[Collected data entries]

★ ★ ★ ★ ★ ★ ★

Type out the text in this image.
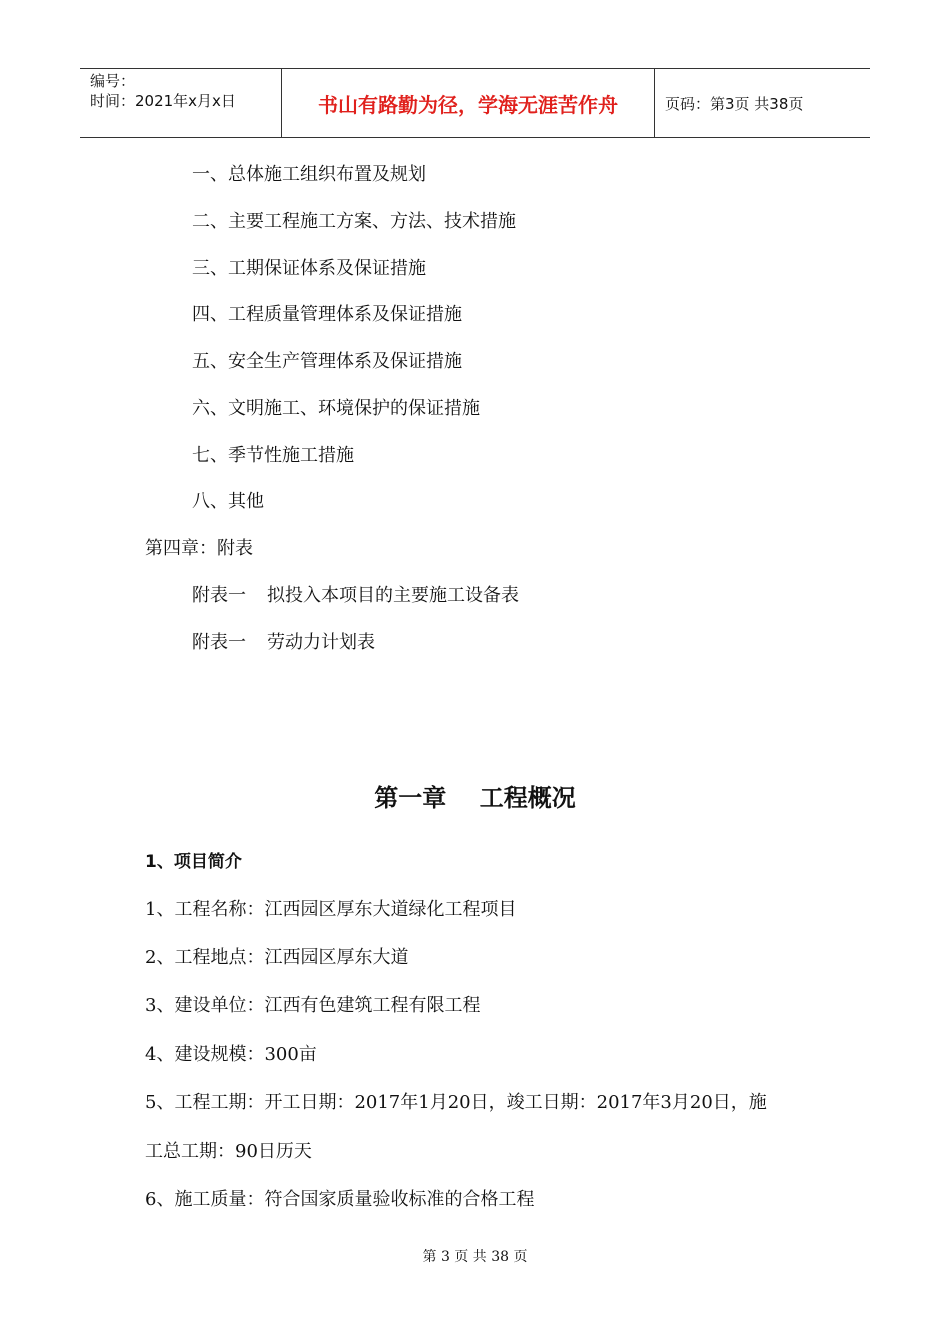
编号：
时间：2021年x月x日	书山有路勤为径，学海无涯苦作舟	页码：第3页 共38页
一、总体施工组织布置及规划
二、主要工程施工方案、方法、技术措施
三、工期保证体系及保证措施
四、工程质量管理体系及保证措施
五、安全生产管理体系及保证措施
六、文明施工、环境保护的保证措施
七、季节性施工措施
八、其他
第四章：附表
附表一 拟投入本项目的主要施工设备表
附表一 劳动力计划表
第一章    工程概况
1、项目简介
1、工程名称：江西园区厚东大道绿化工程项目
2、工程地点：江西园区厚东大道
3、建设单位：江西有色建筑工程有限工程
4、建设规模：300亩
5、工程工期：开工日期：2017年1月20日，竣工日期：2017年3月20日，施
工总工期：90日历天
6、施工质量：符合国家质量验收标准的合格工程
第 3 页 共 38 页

★ ★ ★ ★ ★ ★ ★

» **Goal**: Leave the pictures out, and transcribe each of the records exactly.

» **Complete answer**:
Type out the text in this image.
编号：
时间：2021年x月x日	书山有路勤为径，学海无涯苦作舟	页码：第3页 共38页
一、总体施工组织布置及规划
二、主要工程施工方案、方法、技术措施
三、工期保证体系及保证措施
四、工程质量管理体系及保证措施
五、安全生产管理体系及保证措施
六、文明施工、环境保护的保证措施
七、季节性施工措施
八、其他
第四章：附表
附表一 拟投入本项目的主要施工设备表
附表一 劳动力计划表
第一章    工程概况
1、项目简介
1、工程名称：江西园区厚东大道绿化工程项目
2、工程地点：江西园区厚东大道
3、建设单位：江西有色建筑工程有限工程
4、建设规模：300亩
5、工程工期：开工日期：2017年1月20日，竣工日期：2017年3月20日，施
工总工期：90日历天
6、施工质量：符合国家质量验收标准的合格工程
第 3 页 共 38 页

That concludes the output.